**Given text:**
⁂

CANDYTIME - Editorial

editorial
, , ,
1

PROBLEM LINK:

Practice
Tester: Aman Nautiyal
Editorialist: Aman Nautiyal

DIFFICULTY:

MEDIUM-HARD

PREREQUISITES:

Binary search on answer, greedy.

PROBLEM:

You have n gift packets of candies and you want to give all of them to children. Of course, you don’t want to hurt anyone, so you want to minimize the difference between candies that any two children will get. In one move you can take a gift packet , and take a single candy from it and put it in any other gift packet.

You want to find the minimum difference of candies that any two children will get using not more than k moves.

EXPLANATION:

Key observation is that we can apply operations separately this means first we will apply all decrease operations, and after that apply all increase operations or vice versa. We will use following algorithm.

We have to apply operations at most k times, add one to minimum number in array. We will simply binary search over minimum value after applying k operation.
Let’s see how to check if minimum will be great or equal to p. If

1<=i<=n Σ max(0,p-c[i])

, is less or equal to k then we can increase all elements to at least p. In this way we can find what will be minimum value after k operations.
Let’s say this minimum value is p. After we find it we will increase all numbers less than p to p. But there may be some operations we still didn’t apply yet, this number can be at most (n - 1),

otherwise minimum would be greater than m because we can increase all numbers equal to m by one with this number of increases.

Since minimum has to be same we just have to increase some elements in our array that equal to m. We will use same algorithm for decreasing operations.
Final answer: max_element - min_element after k operations.

⁂

**Items:**
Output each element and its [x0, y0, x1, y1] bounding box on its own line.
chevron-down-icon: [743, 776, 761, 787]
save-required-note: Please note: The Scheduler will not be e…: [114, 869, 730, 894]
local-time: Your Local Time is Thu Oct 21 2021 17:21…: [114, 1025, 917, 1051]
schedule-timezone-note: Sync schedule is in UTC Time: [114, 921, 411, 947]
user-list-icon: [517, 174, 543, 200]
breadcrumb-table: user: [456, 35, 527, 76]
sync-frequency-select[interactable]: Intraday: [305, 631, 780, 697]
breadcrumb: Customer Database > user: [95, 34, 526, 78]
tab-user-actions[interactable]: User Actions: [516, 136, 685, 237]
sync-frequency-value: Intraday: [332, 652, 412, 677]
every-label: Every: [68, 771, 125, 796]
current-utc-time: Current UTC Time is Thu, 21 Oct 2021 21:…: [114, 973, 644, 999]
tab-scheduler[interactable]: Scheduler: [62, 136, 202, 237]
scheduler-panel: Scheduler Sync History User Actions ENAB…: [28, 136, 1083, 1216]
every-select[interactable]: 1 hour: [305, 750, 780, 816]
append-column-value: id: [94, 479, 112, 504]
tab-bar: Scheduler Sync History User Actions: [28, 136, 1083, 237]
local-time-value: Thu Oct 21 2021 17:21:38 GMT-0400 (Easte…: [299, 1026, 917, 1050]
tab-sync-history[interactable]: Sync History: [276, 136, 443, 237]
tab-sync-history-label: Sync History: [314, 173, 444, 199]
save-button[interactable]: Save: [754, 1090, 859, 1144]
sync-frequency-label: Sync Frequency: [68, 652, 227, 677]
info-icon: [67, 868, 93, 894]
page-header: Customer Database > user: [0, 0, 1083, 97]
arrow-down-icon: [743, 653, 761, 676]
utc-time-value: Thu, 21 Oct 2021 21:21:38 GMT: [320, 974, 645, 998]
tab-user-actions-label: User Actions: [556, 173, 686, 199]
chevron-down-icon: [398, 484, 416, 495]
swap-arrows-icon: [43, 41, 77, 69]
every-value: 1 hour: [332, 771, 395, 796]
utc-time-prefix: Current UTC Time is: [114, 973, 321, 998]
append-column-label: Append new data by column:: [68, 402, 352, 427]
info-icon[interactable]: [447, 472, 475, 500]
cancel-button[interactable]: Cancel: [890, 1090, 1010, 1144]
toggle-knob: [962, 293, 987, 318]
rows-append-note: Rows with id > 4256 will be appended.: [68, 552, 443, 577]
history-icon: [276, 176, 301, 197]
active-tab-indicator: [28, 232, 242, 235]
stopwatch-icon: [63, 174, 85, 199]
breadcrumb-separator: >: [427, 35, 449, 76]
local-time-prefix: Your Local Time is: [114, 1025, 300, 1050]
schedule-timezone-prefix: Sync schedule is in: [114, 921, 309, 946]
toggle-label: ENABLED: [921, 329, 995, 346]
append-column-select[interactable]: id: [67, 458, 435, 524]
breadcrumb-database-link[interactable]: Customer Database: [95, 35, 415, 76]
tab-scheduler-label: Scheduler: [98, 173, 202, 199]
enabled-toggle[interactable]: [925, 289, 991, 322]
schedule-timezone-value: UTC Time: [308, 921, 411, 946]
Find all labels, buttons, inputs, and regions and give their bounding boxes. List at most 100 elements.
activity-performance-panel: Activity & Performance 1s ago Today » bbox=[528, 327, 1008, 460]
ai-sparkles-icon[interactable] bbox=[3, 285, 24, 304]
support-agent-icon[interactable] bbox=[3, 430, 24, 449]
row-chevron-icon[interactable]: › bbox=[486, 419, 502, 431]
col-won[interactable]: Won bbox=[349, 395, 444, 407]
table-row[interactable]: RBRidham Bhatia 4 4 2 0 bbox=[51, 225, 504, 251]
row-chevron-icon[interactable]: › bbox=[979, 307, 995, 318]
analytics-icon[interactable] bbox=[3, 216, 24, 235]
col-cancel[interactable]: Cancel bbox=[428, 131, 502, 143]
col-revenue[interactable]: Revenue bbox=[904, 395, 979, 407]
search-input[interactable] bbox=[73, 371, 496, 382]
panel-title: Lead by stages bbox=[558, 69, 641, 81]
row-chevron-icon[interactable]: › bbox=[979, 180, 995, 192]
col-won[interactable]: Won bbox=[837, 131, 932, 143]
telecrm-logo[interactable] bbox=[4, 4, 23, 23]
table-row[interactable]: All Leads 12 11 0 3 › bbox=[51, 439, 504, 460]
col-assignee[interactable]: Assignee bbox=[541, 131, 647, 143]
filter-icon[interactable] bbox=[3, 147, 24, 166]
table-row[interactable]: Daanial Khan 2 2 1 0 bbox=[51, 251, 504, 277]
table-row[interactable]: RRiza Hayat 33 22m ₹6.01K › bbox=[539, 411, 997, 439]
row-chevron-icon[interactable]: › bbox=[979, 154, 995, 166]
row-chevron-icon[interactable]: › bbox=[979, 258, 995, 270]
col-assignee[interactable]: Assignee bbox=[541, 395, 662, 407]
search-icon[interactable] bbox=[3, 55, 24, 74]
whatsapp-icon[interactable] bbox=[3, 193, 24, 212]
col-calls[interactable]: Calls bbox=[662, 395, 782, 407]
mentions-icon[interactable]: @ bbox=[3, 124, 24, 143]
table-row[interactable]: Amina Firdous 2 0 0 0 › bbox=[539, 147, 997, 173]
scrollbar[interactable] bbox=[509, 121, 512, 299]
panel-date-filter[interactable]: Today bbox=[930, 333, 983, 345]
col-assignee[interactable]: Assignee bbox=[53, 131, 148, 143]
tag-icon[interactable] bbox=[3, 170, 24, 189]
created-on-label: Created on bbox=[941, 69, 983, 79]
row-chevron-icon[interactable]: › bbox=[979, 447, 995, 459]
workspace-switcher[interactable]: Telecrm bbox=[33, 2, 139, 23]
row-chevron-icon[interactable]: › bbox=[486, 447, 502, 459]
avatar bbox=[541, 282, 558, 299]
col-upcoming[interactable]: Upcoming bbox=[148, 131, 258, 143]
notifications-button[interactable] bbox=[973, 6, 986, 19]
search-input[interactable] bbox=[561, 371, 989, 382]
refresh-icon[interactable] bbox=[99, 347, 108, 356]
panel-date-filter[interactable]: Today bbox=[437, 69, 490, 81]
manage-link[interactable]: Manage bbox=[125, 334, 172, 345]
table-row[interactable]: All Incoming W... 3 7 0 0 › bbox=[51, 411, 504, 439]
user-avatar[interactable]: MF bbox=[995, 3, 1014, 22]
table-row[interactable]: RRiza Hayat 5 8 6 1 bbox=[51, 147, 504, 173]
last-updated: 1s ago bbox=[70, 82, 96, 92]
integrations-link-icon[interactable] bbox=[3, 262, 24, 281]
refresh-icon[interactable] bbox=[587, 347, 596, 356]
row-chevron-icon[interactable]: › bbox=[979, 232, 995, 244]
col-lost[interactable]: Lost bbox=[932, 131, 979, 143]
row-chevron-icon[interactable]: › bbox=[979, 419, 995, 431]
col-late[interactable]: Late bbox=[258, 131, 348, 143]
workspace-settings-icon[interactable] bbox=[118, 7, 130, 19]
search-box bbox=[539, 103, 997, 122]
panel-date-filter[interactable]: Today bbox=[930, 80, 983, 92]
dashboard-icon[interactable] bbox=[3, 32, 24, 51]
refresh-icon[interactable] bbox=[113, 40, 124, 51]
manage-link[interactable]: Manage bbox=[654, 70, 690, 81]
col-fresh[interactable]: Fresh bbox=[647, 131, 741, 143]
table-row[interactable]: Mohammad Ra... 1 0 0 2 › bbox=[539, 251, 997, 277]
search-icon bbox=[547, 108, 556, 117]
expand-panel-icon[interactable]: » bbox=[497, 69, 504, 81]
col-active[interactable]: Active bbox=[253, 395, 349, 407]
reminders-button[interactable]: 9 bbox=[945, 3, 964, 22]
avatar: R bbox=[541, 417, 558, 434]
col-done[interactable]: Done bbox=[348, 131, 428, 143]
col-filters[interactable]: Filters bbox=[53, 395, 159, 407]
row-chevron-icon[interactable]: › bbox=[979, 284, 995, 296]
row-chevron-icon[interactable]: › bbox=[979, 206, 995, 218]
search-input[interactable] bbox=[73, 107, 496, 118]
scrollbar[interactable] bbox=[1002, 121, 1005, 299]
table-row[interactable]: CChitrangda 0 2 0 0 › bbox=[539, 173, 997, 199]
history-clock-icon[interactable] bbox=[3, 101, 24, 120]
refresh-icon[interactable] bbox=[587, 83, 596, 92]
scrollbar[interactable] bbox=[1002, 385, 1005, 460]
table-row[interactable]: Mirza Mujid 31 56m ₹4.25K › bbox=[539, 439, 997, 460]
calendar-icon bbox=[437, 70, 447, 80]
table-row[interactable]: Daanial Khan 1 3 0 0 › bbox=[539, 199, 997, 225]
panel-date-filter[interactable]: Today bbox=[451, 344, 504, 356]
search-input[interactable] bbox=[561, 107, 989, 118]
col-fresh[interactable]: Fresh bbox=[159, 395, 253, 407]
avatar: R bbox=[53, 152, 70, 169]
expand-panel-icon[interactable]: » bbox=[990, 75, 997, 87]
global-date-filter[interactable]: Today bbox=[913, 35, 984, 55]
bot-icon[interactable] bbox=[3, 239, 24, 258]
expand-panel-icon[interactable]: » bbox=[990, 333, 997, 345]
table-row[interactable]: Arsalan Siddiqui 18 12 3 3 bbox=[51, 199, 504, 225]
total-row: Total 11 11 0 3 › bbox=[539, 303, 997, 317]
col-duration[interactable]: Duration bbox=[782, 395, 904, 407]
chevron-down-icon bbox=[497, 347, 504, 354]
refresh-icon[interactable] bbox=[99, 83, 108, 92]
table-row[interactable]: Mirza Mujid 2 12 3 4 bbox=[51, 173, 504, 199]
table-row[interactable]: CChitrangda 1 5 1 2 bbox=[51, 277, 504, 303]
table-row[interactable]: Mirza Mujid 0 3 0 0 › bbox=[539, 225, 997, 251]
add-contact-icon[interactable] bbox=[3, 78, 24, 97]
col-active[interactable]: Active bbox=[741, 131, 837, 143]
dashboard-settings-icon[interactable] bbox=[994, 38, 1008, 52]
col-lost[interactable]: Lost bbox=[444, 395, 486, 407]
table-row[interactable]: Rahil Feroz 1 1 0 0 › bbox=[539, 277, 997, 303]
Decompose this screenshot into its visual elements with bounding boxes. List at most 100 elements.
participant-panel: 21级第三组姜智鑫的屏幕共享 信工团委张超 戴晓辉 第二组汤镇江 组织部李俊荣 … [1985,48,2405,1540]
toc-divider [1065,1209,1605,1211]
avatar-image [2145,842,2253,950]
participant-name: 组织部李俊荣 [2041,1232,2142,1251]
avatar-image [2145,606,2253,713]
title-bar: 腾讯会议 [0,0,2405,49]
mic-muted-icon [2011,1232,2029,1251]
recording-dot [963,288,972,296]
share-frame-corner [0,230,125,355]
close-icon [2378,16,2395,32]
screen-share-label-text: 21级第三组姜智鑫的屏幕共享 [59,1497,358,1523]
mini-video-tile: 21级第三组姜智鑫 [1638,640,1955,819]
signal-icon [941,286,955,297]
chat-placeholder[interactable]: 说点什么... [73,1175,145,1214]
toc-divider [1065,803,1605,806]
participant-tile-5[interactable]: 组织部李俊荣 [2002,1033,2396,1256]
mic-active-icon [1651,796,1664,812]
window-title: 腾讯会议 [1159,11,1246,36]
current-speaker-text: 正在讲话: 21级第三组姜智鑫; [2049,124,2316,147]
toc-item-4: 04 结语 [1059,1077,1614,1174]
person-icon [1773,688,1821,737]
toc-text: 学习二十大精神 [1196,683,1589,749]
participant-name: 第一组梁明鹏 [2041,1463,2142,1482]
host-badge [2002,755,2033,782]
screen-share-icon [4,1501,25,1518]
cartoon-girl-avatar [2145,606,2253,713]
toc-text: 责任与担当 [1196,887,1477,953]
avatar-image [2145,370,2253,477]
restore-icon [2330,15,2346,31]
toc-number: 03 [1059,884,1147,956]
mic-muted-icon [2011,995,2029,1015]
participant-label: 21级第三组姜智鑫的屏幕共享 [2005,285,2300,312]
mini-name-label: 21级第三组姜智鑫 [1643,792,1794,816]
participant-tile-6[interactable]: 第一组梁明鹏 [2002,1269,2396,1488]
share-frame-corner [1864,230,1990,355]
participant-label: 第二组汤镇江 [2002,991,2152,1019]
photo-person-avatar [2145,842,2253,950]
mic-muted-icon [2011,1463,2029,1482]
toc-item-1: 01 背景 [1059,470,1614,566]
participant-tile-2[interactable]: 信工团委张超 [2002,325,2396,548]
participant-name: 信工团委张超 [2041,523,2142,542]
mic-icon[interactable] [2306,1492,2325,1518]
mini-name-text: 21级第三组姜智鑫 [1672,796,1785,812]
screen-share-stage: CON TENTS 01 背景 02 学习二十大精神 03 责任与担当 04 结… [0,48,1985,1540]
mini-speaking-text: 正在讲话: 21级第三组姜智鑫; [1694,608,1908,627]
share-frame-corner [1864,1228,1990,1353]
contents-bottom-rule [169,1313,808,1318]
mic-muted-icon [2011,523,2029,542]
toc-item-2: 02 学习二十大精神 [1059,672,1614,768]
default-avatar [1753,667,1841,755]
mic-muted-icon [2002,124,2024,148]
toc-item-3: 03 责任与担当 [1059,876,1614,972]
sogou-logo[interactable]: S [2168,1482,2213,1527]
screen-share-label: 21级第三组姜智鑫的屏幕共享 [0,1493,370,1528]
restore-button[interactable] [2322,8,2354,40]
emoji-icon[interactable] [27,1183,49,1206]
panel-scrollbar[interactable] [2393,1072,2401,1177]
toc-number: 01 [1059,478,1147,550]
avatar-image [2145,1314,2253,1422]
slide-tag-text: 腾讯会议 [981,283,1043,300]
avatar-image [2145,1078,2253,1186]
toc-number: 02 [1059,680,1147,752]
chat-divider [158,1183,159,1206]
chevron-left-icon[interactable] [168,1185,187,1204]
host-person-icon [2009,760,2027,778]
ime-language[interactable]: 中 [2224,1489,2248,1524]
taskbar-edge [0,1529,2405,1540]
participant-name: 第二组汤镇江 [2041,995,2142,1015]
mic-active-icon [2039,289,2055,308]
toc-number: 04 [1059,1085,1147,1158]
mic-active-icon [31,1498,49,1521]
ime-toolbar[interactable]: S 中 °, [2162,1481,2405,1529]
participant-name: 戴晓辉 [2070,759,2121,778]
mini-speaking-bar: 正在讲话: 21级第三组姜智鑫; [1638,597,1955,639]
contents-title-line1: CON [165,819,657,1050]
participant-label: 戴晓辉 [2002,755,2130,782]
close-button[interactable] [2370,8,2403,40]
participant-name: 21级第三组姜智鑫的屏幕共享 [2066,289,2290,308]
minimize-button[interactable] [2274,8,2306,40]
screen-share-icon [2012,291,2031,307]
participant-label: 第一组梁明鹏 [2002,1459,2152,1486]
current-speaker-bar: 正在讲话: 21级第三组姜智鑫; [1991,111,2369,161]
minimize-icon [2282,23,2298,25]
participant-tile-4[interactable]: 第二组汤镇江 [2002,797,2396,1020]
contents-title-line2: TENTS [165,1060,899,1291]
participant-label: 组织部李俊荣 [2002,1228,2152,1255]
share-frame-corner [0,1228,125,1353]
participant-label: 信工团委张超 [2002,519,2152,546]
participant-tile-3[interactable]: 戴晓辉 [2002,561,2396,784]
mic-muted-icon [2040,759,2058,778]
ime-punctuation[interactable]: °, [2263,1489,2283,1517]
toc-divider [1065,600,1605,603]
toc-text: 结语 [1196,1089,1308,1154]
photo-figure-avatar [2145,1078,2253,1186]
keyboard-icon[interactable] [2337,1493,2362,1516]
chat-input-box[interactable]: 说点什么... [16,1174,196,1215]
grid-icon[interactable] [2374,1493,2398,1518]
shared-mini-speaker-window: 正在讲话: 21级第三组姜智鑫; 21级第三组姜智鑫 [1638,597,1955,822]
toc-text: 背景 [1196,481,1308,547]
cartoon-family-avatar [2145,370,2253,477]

⁂

**Task instructions:**
#1 Summarize the editorial in two sentences.
#2 List every section heading in the editorial that is written in capital letters and ends with a colon.
#3 Retype everything in the editorial from "You want to find" down to "1<=i<=n Σ max(0,p-c[i])".

**Responses:**
#1 The editorial addresses a problem in which candies from n gift packets go to children, and up to k moves, each shifting a single candy from one packet to another, are used to minimize the difference between the candies any two children get. Its solution applies decrease and increase operations separately, binary searches over the minimum value reachable within k operations, uses the same algorithm for decreasing operations, and gives the final answer as the maximum element minus the minimum element.

#2 PROBLEM LINK, DIFFICULTY, PREREQUISITES, PROBLEM, EXPLANATION

#3
You want to find the minimum difference of candies that any two children will get using not more than k moves.

EXPLANATION:

Key observation is that we can apply operations separately this means first we will apply all decrease operations, and after that apply all increase operations or vice versa. We will use following algorithm.

We have to apply operations at most k times, add one to minimum number in array. We will simply binary search over minimum value after applying k operation.
Let’s see how to check if minimum will be great or equal to p. If

1<=i<=n Σ max(0,p-c[i])